• GIVEN INSTRUCTION A
In the forum thread about painting a flat garage ceiling, what thickness of Celotex did rixarena consider for the garage door?

• TEXT PROVIDED

========================================

# Paint flat garage ceiling



## rixarena (14 Mar 2021)

Hi, 
I have a fairly standard garage which I use for a workshop and was looking to do something with the ceiling, I was thinking of putting up celotex (spaced from the boards by 50mm) although I wasn't really that worried about heat and working in the cold. 

I have painted the walls white with some emulsion and it has brightened the place up and so wanted to know if I can do the same to the ceiling or if there's a reason I shouldn't. 

Thanks Sam


----------



## Cabinetman (14 Mar 2021)

How about not painting it, and using the reflective foil surface on the Celotex to brighten up the workshop, it may be possible to remove all the printing with cellulose thinners or similar- well I would as that would annoy me ha ha.
And tape over the joins with matching foil tape. Ian


----------



## rixarena (14 Mar 2021)

Hi, thanks for the reply I wasn't sure if i would add the celotex or not. I had thought just spraying it white is cheaper, as its a fairly drafty single skin garage with up and over door I wasn't sure if it was worth celotexing the garage door and ceiling would make that much difference (when im not in it) I had thought of 40mm celotex for the garage door and 50mm for the ceiling and would be fine with the foil finish but didn't want to loose any height or width. I will probably celotex the garage door anyway. I wasn't sure if there was any issues with just painting the ceiling, the current version of just leaving it is another option, I didn't think it would affect the value of the garage if we sold the house. 

so the options are:
Celotex ceiling, Pros: 'warmer', Cons: costs more money + more time.
Paint ceiling, Pros: brighter, Cons: no thermal efficiency, (didn't know if it would effect the wood?)

thanks Sam


----------



## eribaMotters (14 Mar 2021)

rixarena said:


> Hi, thanks for the reply I wasn't sure if i would add the celotex or not. I had thought just spraying it white is cheaper, as its a fairly drafty single skin garage with up and over door I wasn't sure if it was worth celotexing the garage door and ceiling would make that much difference (when im not in it) I had thought of 40mm celotex for the garage door and 50mm for the ceiling and would be fine with the foil finish but didn't want to loose any height or width. I will probably celotex the garage door anyway. I wasn't sure if there was any issues with just painting the ceiling, the current version of just leaving it is another option, I didn't think it would affect the value of the garage if we sold the house.
> 
> so the options are:
> Celotex ceiling, Pros: 'warmer', Cons: costs more money + more time.
> ...

========================================

• MATERIAL FOR THIS TASK
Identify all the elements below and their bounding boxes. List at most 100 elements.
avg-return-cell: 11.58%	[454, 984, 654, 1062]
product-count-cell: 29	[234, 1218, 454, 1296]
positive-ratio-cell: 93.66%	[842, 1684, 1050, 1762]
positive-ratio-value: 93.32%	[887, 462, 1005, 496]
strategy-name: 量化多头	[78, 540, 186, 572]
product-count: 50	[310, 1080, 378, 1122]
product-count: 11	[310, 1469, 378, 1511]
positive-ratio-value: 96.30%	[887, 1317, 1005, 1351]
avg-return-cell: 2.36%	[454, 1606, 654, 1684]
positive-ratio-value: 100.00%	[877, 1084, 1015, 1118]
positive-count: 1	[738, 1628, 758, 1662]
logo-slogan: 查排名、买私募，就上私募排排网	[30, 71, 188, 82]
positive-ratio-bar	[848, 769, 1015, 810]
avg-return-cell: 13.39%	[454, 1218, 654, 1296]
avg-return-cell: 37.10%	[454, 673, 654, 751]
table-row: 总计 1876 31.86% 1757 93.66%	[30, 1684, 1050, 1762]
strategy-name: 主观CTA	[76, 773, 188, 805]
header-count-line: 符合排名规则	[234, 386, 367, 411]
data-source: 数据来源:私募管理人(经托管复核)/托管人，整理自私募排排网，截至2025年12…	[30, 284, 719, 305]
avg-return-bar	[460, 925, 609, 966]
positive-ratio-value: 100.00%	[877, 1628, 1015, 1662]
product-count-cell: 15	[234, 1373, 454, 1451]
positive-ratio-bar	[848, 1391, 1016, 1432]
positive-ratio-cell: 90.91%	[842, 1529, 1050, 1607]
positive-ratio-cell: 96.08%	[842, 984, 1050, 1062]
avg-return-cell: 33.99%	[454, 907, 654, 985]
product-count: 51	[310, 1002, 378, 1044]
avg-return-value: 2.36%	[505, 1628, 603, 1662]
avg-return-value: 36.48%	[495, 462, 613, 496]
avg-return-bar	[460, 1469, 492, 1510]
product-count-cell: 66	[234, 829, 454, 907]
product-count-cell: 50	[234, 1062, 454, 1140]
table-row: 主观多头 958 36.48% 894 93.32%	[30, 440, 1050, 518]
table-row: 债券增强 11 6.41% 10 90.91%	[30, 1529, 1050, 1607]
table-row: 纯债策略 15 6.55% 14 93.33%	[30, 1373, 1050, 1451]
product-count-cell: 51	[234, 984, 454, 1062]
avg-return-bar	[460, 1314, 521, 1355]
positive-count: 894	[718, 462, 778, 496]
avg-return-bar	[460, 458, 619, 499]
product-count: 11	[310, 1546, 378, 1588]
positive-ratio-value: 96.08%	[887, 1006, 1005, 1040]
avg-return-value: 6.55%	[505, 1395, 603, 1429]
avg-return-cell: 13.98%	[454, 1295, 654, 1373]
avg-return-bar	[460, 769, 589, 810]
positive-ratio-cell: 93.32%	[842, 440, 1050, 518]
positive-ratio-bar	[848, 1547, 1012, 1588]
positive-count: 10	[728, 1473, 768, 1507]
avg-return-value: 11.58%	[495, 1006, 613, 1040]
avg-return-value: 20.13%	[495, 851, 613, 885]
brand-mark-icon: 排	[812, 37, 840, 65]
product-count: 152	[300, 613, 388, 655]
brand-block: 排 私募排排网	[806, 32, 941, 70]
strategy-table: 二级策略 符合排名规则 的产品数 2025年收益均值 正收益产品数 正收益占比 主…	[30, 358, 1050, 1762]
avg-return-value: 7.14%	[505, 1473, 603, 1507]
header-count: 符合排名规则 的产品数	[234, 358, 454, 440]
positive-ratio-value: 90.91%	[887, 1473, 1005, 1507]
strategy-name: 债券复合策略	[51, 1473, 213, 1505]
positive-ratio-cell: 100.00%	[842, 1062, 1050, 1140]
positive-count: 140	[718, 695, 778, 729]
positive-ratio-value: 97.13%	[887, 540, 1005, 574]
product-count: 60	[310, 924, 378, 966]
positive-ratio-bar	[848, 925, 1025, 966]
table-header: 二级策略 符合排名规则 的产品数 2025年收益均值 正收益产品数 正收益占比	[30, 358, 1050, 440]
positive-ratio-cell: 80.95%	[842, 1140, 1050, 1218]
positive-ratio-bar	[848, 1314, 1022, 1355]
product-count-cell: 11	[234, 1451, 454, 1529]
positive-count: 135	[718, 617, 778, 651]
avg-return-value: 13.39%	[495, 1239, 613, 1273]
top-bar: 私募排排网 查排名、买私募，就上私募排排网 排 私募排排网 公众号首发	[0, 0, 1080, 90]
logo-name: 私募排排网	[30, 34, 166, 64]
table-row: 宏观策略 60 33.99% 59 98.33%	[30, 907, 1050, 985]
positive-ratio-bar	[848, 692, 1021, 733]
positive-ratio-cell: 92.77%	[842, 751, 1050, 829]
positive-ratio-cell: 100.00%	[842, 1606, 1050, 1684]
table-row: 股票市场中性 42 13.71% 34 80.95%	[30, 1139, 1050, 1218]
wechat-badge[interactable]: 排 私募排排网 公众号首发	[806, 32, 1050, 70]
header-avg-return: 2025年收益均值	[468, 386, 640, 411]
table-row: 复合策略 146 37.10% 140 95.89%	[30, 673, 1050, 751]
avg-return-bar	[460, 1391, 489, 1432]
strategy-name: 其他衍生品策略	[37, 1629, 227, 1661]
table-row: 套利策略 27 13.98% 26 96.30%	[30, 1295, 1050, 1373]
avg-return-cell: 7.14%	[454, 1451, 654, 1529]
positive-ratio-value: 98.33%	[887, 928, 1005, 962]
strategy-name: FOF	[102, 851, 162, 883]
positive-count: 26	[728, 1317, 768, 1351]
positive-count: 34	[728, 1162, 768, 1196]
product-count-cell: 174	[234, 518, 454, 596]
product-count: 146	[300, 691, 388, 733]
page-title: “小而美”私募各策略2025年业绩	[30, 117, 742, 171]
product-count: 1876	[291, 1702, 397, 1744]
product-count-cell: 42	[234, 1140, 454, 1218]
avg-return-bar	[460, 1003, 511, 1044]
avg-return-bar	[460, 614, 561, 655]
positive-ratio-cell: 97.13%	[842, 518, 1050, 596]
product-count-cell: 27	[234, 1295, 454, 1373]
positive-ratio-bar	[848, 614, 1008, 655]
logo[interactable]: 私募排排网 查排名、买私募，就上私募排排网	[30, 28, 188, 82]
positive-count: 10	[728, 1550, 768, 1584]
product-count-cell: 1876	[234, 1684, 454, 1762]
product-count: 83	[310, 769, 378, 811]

========================================

• GIVEN INSTRUCTION B
Can you rewrite the rows as a numbered list, from the first line of the rows through the line containing "71, 188, 82]", both included, leaving out any blank lines?

• EXERCISE RESPONSE A
40mm

• EXERCISE RESPONSE B
1. Identify all the elements below and their bounding boxes. List at most 100 elements.
2. avg-return-cell: 11.58%	[454, 984, 654, 1062]
3. product-count-cell: 29	[234, 1218, 454, 1296]
4. positive-ratio-cell: 93.66%	[842, 1684, 1050, 1762]
5. positive-ratio-value: 93.32%	[887, 462, 1005, 496]
6. strategy-name: 量化多头	[78, 540, 186, 572]
7. product-count: 50	[310, 1080, 378, 1122]
8. product-count: 11	[310, 1469, 378, 1511]
9. positive-ratio-value: 96.30%	[887, 1317, 1005, 1351]
10. avg-return-cell: 2.36%	[454, 1606, 654, 1684]
11. positive-ratio-value: 100.00%	[877, 1084, 1015, 1118]
12. positive-count: 1	[738, 1628, 758, 1662]
13. logo-slogan: 查排名、买私募，就上私募排排网	[30, 71, 188, 82]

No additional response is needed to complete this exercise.